-- YOUR GOAL --
Recast the records from the line containing "List 13 of the" through the line containing "x-axis-title: Types of", both included, as a JSON list of strings with one string per line and no blank lines.

-- Start DATA FOR THIS TASK --

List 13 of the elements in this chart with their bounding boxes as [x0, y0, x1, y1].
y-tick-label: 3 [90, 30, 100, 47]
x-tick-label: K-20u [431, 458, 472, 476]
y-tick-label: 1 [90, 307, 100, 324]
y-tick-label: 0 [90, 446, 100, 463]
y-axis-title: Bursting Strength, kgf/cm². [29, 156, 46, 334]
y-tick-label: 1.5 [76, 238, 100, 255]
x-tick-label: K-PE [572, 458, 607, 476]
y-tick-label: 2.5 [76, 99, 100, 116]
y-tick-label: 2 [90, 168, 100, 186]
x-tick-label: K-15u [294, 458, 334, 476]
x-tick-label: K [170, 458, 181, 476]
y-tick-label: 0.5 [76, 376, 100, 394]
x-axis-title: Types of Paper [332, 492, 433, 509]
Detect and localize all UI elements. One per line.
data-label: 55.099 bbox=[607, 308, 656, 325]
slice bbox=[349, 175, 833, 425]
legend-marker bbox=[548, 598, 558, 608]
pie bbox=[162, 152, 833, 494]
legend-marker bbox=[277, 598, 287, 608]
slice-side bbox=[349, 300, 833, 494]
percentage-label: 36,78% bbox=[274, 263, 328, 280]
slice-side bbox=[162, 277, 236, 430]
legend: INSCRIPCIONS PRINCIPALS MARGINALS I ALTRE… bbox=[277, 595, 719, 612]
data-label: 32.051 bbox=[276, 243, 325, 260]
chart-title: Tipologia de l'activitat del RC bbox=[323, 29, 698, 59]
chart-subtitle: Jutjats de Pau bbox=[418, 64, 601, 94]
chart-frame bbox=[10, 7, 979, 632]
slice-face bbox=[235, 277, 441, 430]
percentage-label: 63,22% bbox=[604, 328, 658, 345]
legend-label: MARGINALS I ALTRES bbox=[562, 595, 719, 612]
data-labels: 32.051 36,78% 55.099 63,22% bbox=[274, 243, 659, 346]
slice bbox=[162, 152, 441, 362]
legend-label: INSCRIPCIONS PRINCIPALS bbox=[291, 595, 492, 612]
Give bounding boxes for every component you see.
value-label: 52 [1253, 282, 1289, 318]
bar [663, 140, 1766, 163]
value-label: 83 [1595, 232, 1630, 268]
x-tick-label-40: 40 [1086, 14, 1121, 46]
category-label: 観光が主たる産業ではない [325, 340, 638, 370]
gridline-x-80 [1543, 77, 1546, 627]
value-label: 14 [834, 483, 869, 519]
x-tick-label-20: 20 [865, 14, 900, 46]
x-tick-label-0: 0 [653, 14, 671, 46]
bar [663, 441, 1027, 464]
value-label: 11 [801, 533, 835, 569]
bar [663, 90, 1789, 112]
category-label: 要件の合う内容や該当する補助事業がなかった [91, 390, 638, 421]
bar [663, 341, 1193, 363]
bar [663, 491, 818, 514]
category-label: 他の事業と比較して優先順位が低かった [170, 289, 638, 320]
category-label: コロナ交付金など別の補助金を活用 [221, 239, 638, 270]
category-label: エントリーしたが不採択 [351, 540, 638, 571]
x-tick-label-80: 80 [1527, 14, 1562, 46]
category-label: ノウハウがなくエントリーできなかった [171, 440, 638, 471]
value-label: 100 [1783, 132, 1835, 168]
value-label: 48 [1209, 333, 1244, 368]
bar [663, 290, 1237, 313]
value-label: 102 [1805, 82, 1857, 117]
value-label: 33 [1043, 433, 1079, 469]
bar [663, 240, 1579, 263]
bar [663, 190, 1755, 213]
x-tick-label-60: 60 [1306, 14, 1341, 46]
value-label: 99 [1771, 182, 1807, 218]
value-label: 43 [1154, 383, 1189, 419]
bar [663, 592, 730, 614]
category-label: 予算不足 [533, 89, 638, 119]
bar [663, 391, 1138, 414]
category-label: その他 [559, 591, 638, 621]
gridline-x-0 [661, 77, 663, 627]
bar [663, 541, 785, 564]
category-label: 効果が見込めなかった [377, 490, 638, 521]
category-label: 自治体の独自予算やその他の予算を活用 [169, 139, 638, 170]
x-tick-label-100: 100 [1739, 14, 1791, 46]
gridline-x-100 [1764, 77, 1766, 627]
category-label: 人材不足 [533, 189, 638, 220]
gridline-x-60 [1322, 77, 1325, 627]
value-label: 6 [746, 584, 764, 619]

-- End DATA FOR THIS TASK --
-- Start DATA FOR THIS TASK --

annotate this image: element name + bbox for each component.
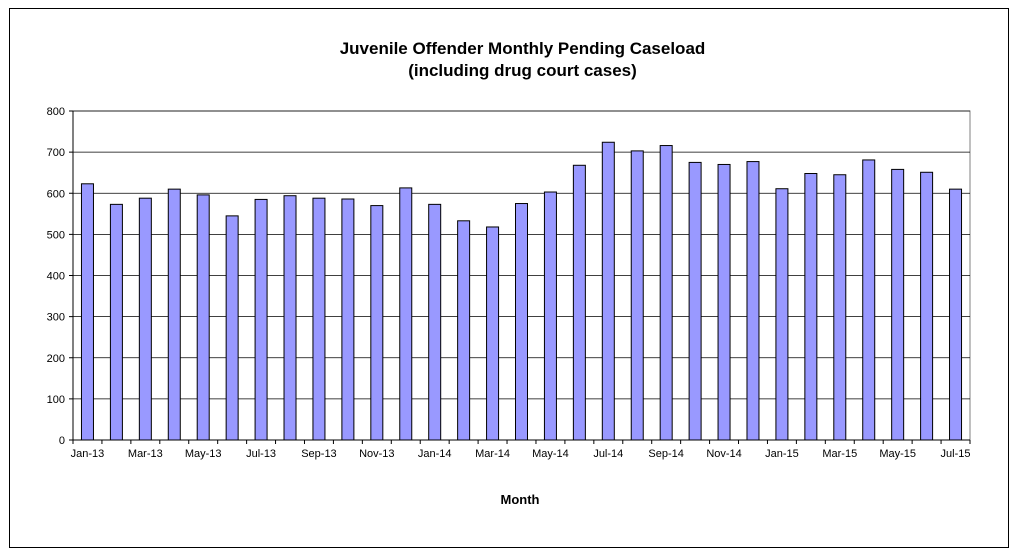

-- End DATA FOR THIS TASK --

-- THE RESPONSE --
[
  "List 13 of the elements in this chart with their bounding boxes as [x0, y0, x1, y1].",
  "y-tick-label: 3 [90, 30, 100, 47]",
  "x-tick-label: K-20u [431, 458, 472, 476]",
  "y-tick-label: 1 [90, 307, 100, 324]",
  "y-tick-label: 0 [90, 446, 100, 463]",
  "y-axis-title: Bursting Strength, kgf/cm². [29, 156, 46, 334]",
  "y-tick-label: 1.5 [76, 238, 100, 255]",
  "x-tick-label: K-PE [572, 458, 607, 476]",
  "y-tick-label: 2.5 [76, 99, 100, 116]",
  "y-tick-label: 2 [90, 168, 100, 186]",
  "x-tick-label: K-15u [294, 458, 334, 476]",
  "x-tick-label: K [170, 458, 181, 476]",
  "y-tick-label: 0.5 [76, 376, 100, 394]",
  "x-axis-title: Types of Paper [332, 492, 433, 509]"
]